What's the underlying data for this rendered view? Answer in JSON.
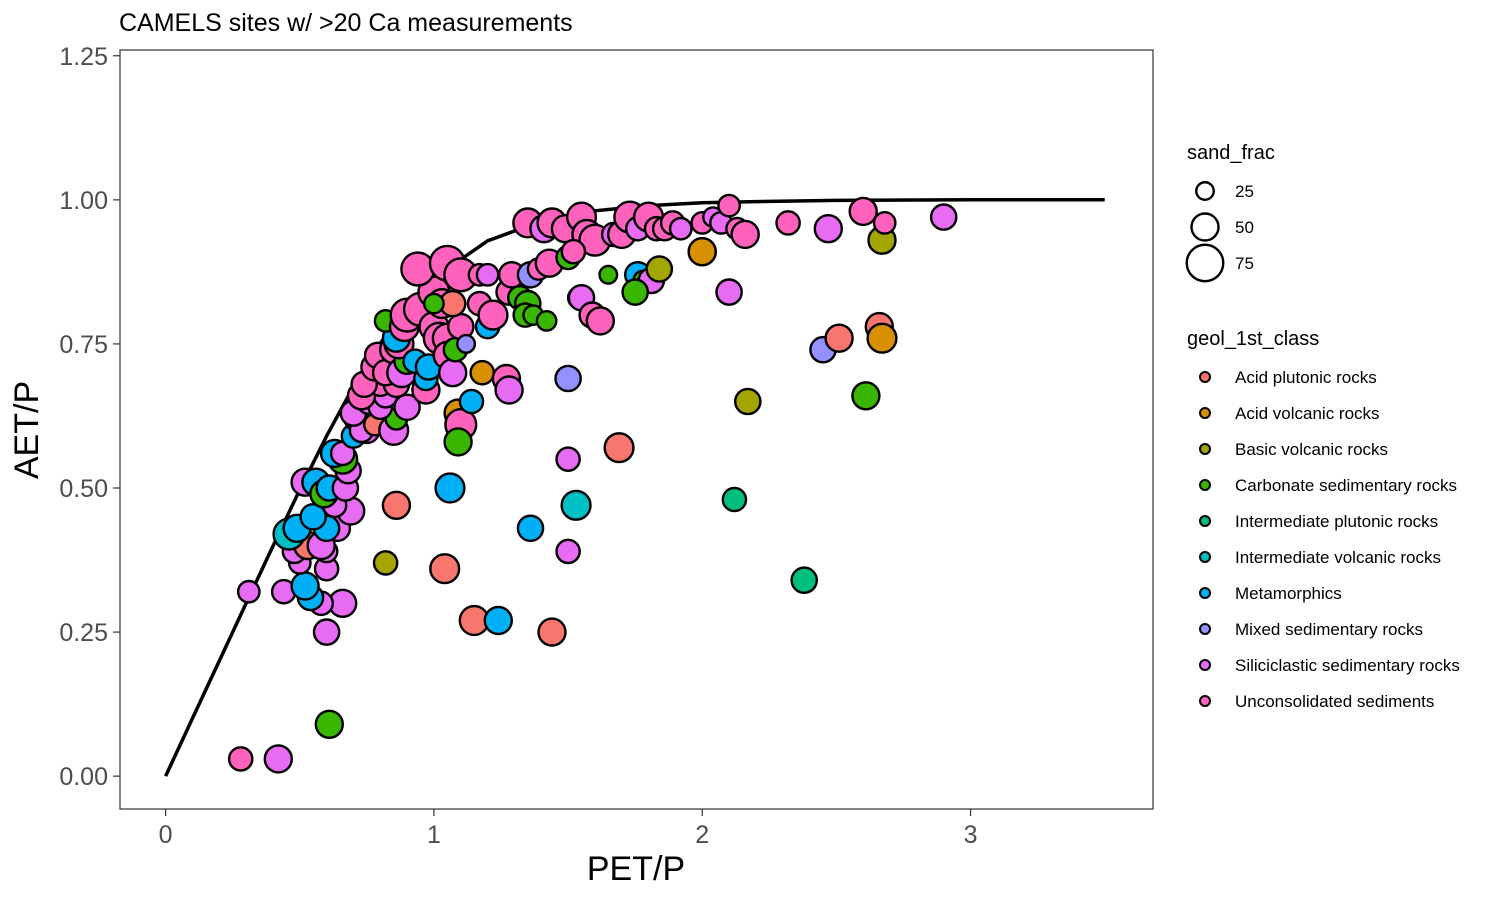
{
  "chart_data": {
    "type": "scatter",
    "title": "CAMELS sites w/ >20 Ca measurements",
    "xlabel": "PET/P",
    "ylabel": "AET/P",
    "xlim": [
      -0.17,
      3.68
    ],
    "ylim": [
      -0.057,
      1.26
    ],
    "xticks": [
      0,
      1,
      2,
      3
    ],
    "xtick_labels": [
      "0",
      "1",
      "2",
      "3"
    ],
    "yticks": [
      0,
      0.25,
      0.5,
      0.75,
      1.0,
      1.25
    ],
    "ytick_labels": [
      "0.00",
      "0.25",
      "0.50",
      "0.75",
      "1.00",
      "1.25"
    ],
    "grid": false,
    "legend_placement": "right",
    "curve": {
      "name": "Budyko curve",
      "x": [
        0,
        0.1,
        0.2,
        0.3,
        0.4,
        0.5,
        0.6,
        0.7,
        0.8,
        0.9,
        1.0,
        1.2,
        1.4,
        1.6,
        1.8,
        2.0,
        2.2,
        2.5,
        3.0,
        3.5
      ],
      "y": [
        0,
        0.1,
        0.2,
        0.3,
        0.399,
        0.497,
        0.59,
        0.676,
        0.751,
        0.814,
        0.864,
        0.929,
        0.963,
        0.981,
        0.99,
        0.995,
        0.997,
        0.999,
        1.0,
        1.0
      ]
    },
    "size_legend": {
      "title": "sand_frac",
      "entries": [
        {
          "label": "25",
          "value": 25
        },
        {
          "label": "50",
          "value": 50
        },
        {
          "label": "75",
          "value": 75
        }
      ]
    },
    "color_legend": {
      "title": "geol_1st_class",
      "entries": [
        {
          "label": "Acid plutonic rocks",
          "color": "#F8766D"
        },
        {
          "label": "Acid volcanic rocks",
          "color": "#D89000"
        },
        {
          "label": "Basic volcanic rocks",
          "color": "#A3A500"
        },
        {
          "label": "Carbonate sedimentary rocks",
          "color": "#39B600"
        },
        {
          "label": "Intermediate plutonic rocks",
          "color": "#00BF7D"
        },
        {
          "label": "Intermediate volcanic rocks",
          "color": "#00BFC4"
        },
        {
          "label": "Metamorphics",
          "color": "#00B0F6"
        },
        {
          "label": "Mixed sedimentary rocks",
          "color": "#9590FF"
        },
        {
          "label": "Siliciclastic sedimentary rocks",
          "color": "#E76BF3"
        },
        {
          "label": "Unconsolidated sediments",
          "color": "#FF62BC"
        }
      ]
    },
    "points": [
      {
        "x": 0.28,
        "y": 0.03,
        "g": 9,
        "s": 40
      },
      {
        "x": 0.42,
        "y": 0.03,
        "g": 8,
        "s": 50
      },
      {
        "x": 0.61,
        "y": 0.09,
        "g": 3,
        "s": 50
      },
      {
        "x": 0.31,
        "y": 0.32,
        "g": 8,
        "s": 35
      },
      {
        "x": 0.44,
        "y": 0.32,
        "g": 8,
        "s": 40
      },
      {
        "x": 0.6,
        "y": 0.25,
        "g": 8,
        "s": 45
      },
      {
        "x": 0.66,
        "y": 0.3,
        "g": 8,
        "s": 50
      },
      {
        "x": 0.58,
        "y": 0.3,
        "g": 8,
        "s": 40
      },
      {
        "x": 0.54,
        "y": 0.31,
        "g": 6,
        "s": 45
      },
      {
        "x": 0.52,
        "y": 0.33,
        "g": 6,
        "s": 50
      },
      {
        "x": 0.6,
        "y": 0.36,
        "g": 8,
        "s": 40
      },
      {
        "x": 0.5,
        "y": 0.37,
        "g": 8,
        "s": 35
      },
      {
        "x": 0.48,
        "y": 0.39,
        "g": 8,
        "s": 40
      },
      {
        "x": 0.6,
        "y": 0.39,
        "g": 8,
        "s": 35
      },
      {
        "x": 0.53,
        "y": 0.4,
        "g": 0,
        "s": 50
      },
      {
        "x": 0.58,
        "y": 0.4,
        "g": 8,
        "s": 50
      },
      {
        "x": 0.46,
        "y": 0.42,
        "g": 5,
        "s": 60
      },
      {
        "x": 0.49,
        "y": 0.43,
        "g": 6,
        "s": 50
      },
      {
        "x": 0.64,
        "y": 0.43,
        "g": 8,
        "s": 45
      },
      {
        "x": 0.6,
        "y": 0.43,
        "g": 6,
        "s": 45
      },
      {
        "x": 0.55,
        "y": 0.45,
        "g": 6,
        "s": 45
      },
      {
        "x": 0.69,
        "y": 0.46,
        "g": 8,
        "s": 50
      },
      {
        "x": 0.63,
        "y": 0.47,
        "g": 8,
        "s": 40
      },
      {
        "x": 0.52,
        "y": 0.51,
        "g": 8,
        "s": 50
      },
      {
        "x": 0.56,
        "y": 0.51,
        "g": 6,
        "s": 50
      },
      {
        "x": 0.59,
        "y": 0.49,
        "g": 3,
        "s": 50
      },
      {
        "x": 0.61,
        "y": 0.5,
        "g": 6,
        "s": 45
      },
      {
        "x": 0.67,
        "y": 0.5,
        "g": 8,
        "s": 45
      },
      {
        "x": 0.68,
        "y": 0.53,
        "g": 8,
        "s": 45
      },
      {
        "x": 0.66,
        "y": 0.55,
        "g": 3,
        "s": 55
      },
      {
        "x": 0.63,
        "y": 0.56,
        "g": 6,
        "s": 50
      },
      {
        "x": 0.66,
        "y": 0.56,
        "g": 8,
        "s": 40
      },
      {
        "x": 0.7,
        "y": 0.59,
        "g": 6,
        "s": 40
      },
      {
        "x": 0.75,
        "y": 0.6,
        "g": 8,
        "s": 45
      },
      {
        "x": 0.71,
        "y": 0.62,
        "g": 3,
        "s": 40
      },
      {
        "x": 0.73,
        "y": 0.6,
        "g": 8,
        "s": 40
      },
      {
        "x": 0.78,
        "y": 0.61,
        "g": 0,
        "s": 35
      },
      {
        "x": 0.85,
        "y": 0.6,
        "g": 8,
        "s": 55
      },
      {
        "x": 0.86,
        "y": 0.62,
        "g": 3,
        "s": 35
      },
      {
        "x": 0.7,
        "y": 0.63,
        "g": 8,
        "s": 45
      },
      {
        "x": 0.76,
        "y": 0.65,
        "g": 8,
        "s": 45
      },
      {
        "x": 0.8,
        "y": 0.64,
        "g": 8,
        "s": 40
      },
      {
        "x": 0.82,
        "y": 0.66,
        "g": 8,
        "s": 40
      },
      {
        "x": 0.9,
        "y": 0.64,
        "g": 8,
        "s": 45
      },
      {
        "x": 0.73,
        "y": 0.66,
        "g": 9,
        "s": 50
      },
      {
        "x": 0.8,
        "y": 0.68,
        "g": 9,
        "s": 40
      },
      {
        "x": 0.86,
        "y": 0.68,
        "g": 9,
        "s": 45
      },
      {
        "x": 0.74,
        "y": 0.68,
        "g": 9,
        "s": 45
      },
      {
        "x": 0.78,
        "y": 0.71,
        "g": 9,
        "s": 50
      },
      {
        "x": 0.79,
        "y": 0.73,
        "g": 9,
        "s": 45
      },
      {
        "x": 0.82,
        "y": 0.7,
        "g": 9,
        "s": 45
      },
      {
        "x": 0.85,
        "y": 0.74,
        "g": 9,
        "s": 50
      },
      {
        "x": 0.88,
        "y": 0.7,
        "g": 8,
        "s": 55
      },
      {
        "x": 0.9,
        "y": 0.72,
        "g": 3,
        "s": 45
      },
      {
        "x": 0.87,
        "y": 0.75,
        "g": 9,
        "s": 55
      },
      {
        "x": 0.86,
        "y": 0.76,
        "g": 6,
        "s": 50
      },
      {
        "x": 0.93,
        "y": 0.72,
        "g": 6,
        "s": 40
      },
      {
        "x": 0.97,
        "y": 0.67,
        "g": 9,
        "s": 50
      },
      {
        "x": 0.97,
        "y": 0.69,
        "g": 6,
        "s": 40
      },
      {
        "x": 0.98,
        "y": 0.71,
        "g": 6,
        "s": 45
      },
      {
        "x": 0.82,
        "y": 0.79,
        "g": 3,
        "s": 35
      },
      {
        "x": 0.89,
        "y": 0.78,
        "g": 9,
        "s": 55
      },
      {
        "x": 0.9,
        "y": 0.8,
        "g": 9,
        "s": 65
      },
      {
        "x": 0.95,
        "y": 0.81,
        "g": 9,
        "s": 65
      },
      {
        "x": 1.0,
        "y": 0.78,
        "g": 9,
        "s": 55
      },
      {
        "x": 1.02,
        "y": 0.76,
        "g": 9,
        "s": 60
      },
      {
        "x": 1.05,
        "y": 0.76,
        "g": 9,
        "s": 55
      },
      {
        "x": 1.05,
        "y": 0.73,
        "g": 9,
        "s": 50
      },
      {
        "x": 1.07,
        "y": 0.7,
        "g": 8,
        "s": 50
      },
      {
        "x": 1.08,
        "y": 0.74,
        "g": 3,
        "s": 40
      },
      {
        "x": 1.1,
        "y": 0.78,
        "g": 9,
        "s": 45
      },
      {
        "x": 1.12,
        "y": 0.75,
        "g": 7,
        "s": 25
      },
      {
        "x": 1.0,
        "y": 0.84,
        "g": 9,
        "s": 60
      },
      {
        "x": 1.03,
        "y": 0.82,
        "g": 9,
        "s": 55
      },
      {
        "x": 1.07,
        "y": 0.82,
        "g": 0,
        "s": 45
      },
      {
        "x": 0.94,
        "y": 0.88,
        "g": 9,
        "s": 65
      },
      {
        "x": 1.05,
        "y": 0.89,
        "g": 9,
        "s": 70
      },
      {
        "x": 1.1,
        "y": 0.87,
        "g": 9,
        "s": 65
      },
      {
        "x": 1.0,
        "y": 0.82,
        "g": 3,
        "s": 30
      },
      {
        "x": 1.09,
        "y": 0.63,
        "g": 1,
        "s": 50
      },
      {
        "x": 1.1,
        "y": 0.61,
        "g": 9,
        "s": 60
      },
      {
        "x": 1.09,
        "y": 0.58,
        "g": 3,
        "s": 50
      },
      {
        "x": 1.14,
        "y": 0.65,
        "g": 6,
        "s": 40
      },
      {
        "x": 1.18,
        "y": 0.7,
        "g": 1,
        "s": 40
      },
      {
        "x": 1.06,
        "y": 0.5,
        "g": 6,
        "s": 55
      },
      {
        "x": 0.86,
        "y": 0.47,
        "g": 0,
        "s": 50
      },
      {
        "x": 0.82,
        "y": 0.37,
        "g": 2,
        "s": 40
      },
      {
        "x": 1.04,
        "y": 0.36,
        "g": 0,
        "s": 55
      },
      {
        "x": 1.15,
        "y": 0.27,
        "g": 0,
        "s": 55
      },
      {
        "x": 1.24,
        "y": 0.27,
        "g": 6,
        "s": 50
      },
      {
        "x": 1.44,
        "y": 0.25,
        "g": 0,
        "s": 50
      },
      {
        "x": 1.36,
        "y": 0.43,
        "g": 6,
        "s": 45
      },
      {
        "x": 1.5,
        "y": 0.39,
        "g": 8,
        "s": 40
      },
      {
        "x": 1.5,
        "y": 0.55,
        "g": 8,
        "s": 40
      },
      {
        "x": 1.53,
        "y": 0.47,
        "g": 5,
        "s": 55
      },
      {
        "x": 1.5,
        "y": 0.69,
        "g": 7,
        "s": 45
      },
      {
        "x": 1.69,
        "y": 0.57,
        "g": 0,
        "s": 55
      },
      {
        "x": 1.17,
        "y": 0.82,
        "g": 9,
        "s": 40
      },
      {
        "x": 1.2,
        "y": 0.78,
        "g": 6,
        "s": 40
      },
      {
        "x": 1.22,
        "y": 0.8,
        "g": 9,
        "s": 55
      },
      {
        "x": 1.17,
        "y": 0.87,
        "g": 9,
        "s": 35
      },
      {
        "x": 1.2,
        "y": 0.87,
        "g": 8,
        "s": 35
      },
      {
        "x": 1.27,
        "y": 0.69,
        "g": 9,
        "s": 50
      },
      {
        "x": 1.28,
        "y": 0.67,
        "g": 8,
        "s": 50
      },
      {
        "x": 1.28,
        "y": 0.84,
        "g": 9,
        "s": 45
      },
      {
        "x": 1.29,
        "y": 0.87,
        "g": 9,
        "s": 45
      },
      {
        "x": 1.32,
        "y": 0.83,
        "g": 3,
        "s": 40
      },
      {
        "x": 1.35,
        "y": 0.82,
        "g": 3,
        "s": 45
      },
      {
        "x": 1.34,
        "y": 0.8,
        "g": 3,
        "s": 40
      },
      {
        "x": 1.37,
        "y": 0.8,
        "g": 3,
        "s": 30
      },
      {
        "x": 1.42,
        "y": 0.79,
        "g": 3,
        "s": 30
      },
      {
        "x": 1.36,
        "y": 0.87,
        "g": 7,
        "s": 45
      },
      {
        "x": 1.39,
        "y": 0.88,
        "g": 9,
        "s": 35
      },
      {
        "x": 1.43,
        "y": 0.89,
        "g": 9,
        "s": 50
      },
      {
        "x": 1.35,
        "y": 0.96,
        "g": 9,
        "s": 55
      },
      {
        "x": 1.41,
        "y": 0.95,
        "g": 8,
        "s": 50
      },
      {
        "x": 1.44,
        "y": 0.96,
        "g": 9,
        "s": 55
      },
      {
        "x": 1.49,
        "y": 0.95,
        "g": 9,
        "s": 50
      },
      {
        "x": 1.55,
        "y": 0.97,
        "g": 9,
        "s": 55
      },
      {
        "x": 1.57,
        "y": 0.94,
        "g": 9,
        "s": 55
      },
      {
        "x": 1.6,
        "y": 0.93,
        "g": 9,
        "s": 60
      },
      {
        "x": 1.5,
        "y": 0.9,
        "g": 3,
        "s": 40
      },
      {
        "x": 1.52,
        "y": 0.91,
        "g": 9,
        "s": 40
      },
      {
        "x": 1.54,
        "y": 0.83,
        "g": 3,
        "s": 35
      },
      {
        "x": 1.55,
        "y": 0.83,
        "g": 8,
        "s": 45
      },
      {
        "x": 1.59,
        "y": 0.8,
        "g": 9,
        "s": 45
      },
      {
        "x": 1.62,
        "y": 0.79,
        "g": 9,
        "s": 50
      },
      {
        "x": 1.65,
        "y": 0.87,
        "g": 3,
        "s": 25
      },
      {
        "x": 1.67,
        "y": 0.94,
        "g": 8,
        "s": 40
      },
      {
        "x": 1.7,
        "y": 0.94,
        "g": 9,
        "s": 50
      },
      {
        "x": 1.73,
        "y": 0.97,
        "g": 9,
        "s": 60
      },
      {
        "x": 1.76,
        "y": 0.95,
        "g": 8,
        "s": 40
      },
      {
        "x": 1.8,
        "y": 0.97,
        "g": 9,
        "s": 55
      },
      {
        "x": 1.83,
        "y": 0.95,
        "g": 9,
        "s": 40
      },
      {
        "x": 1.86,
        "y": 0.95,
        "g": 9,
        "s": 40
      },
      {
        "x": 1.89,
        "y": 0.96,
        "g": 9,
        "s": 40
      },
      {
        "x": 1.92,
        "y": 0.95,
        "g": 8,
        "s": 35
      },
      {
        "x": 1.76,
        "y": 0.87,
        "g": 6,
        "s": 45
      },
      {
        "x": 1.78,
        "y": 0.86,
        "g": 3,
        "s": 30
      },
      {
        "x": 1.81,
        "y": 0.86,
        "g": 8,
        "s": 45
      },
      {
        "x": 1.84,
        "y": 0.88,
        "g": 2,
        "s": 45
      },
      {
        "x": 1.75,
        "y": 0.84,
        "g": 3,
        "s": 45
      },
      {
        "x": 2.0,
        "y": 0.91,
        "g": 2,
        "s": 50
      },
      {
        "x": 2.0,
        "y": 0.91,
        "g": 1,
        "s": 50
      },
      {
        "x": 2.0,
        "y": 0.96,
        "g": 9,
        "s": 35
      },
      {
        "x": 2.04,
        "y": 0.97,
        "g": 8,
        "s": 30
      },
      {
        "x": 2.07,
        "y": 0.96,
        "g": 8,
        "s": 35
      },
      {
        "x": 2.1,
        "y": 0.99,
        "g": 9,
        "s": 35
      },
      {
        "x": 2.13,
        "y": 0.95,
        "g": 9,
        "s": 35
      },
      {
        "x": 2.16,
        "y": 0.94,
        "g": 9,
        "s": 50
      },
      {
        "x": 2.1,
        "y": 0.84,
        "g": 8,
        "s": 45
      },
      {
        "x": 2.17,
        "y": 0.65,
        "g": 2,
        "s": 45
      },
      {
        "x": 2.12,
        "y": 0.48,
        "g": 4,
        "s": 40
      },
      {
        "x": 2.32,
        "y": 0.96,
        "g": 9,
        "s": 40
      },
      {
        "x": 2.38,
        "y": 0.34,
        "g": 4,
        "s": 45
      },
      {
        "x": 2.45,
        "y": 0.74,
        "g": 7,
        "s": 45
      },
      {
        "x": 2.47,
        "y": 0.95,
        "g": 8,
        "s": 50
      },
      {
        "x": 2.51,
        "y": 0.76,
        "g": 0,
        "s": 50
      },
      {
        "x": 2.6,
        "y": 0.98,
        "g": 9,
        "s": 50
      },
      {
        "x": 2.61,
        "y": 0.66,
        "g": 3,
        "s": 50
      },
      {
        "x": 2.66,
        "y": 0.78,
        "g": 0,
        "s": 50
      },
      {
        "x": 2.67,
        "y": 0.93,
        "g": 2,
        "s": 50
      },
      {
        "x": 2.67,
        "y": 0.76,
        "g": 1,
        "s": 55
      },
      {
        "x": 2.68,
        "y": 0.96,
        "g": 9,
        "s": 35
      },
      {
        "x": 2.9,
        "y": 0.97,
        "g": 8,
        "s": 45
      }
    ]
  }
}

____________________

Exercise objective:
Pick out the lines that contain "plutonic" and copy them.

Solution to this problem:
          "label": "Acid plutonic rocks",
          "label": "Intermediate plutonic rocks",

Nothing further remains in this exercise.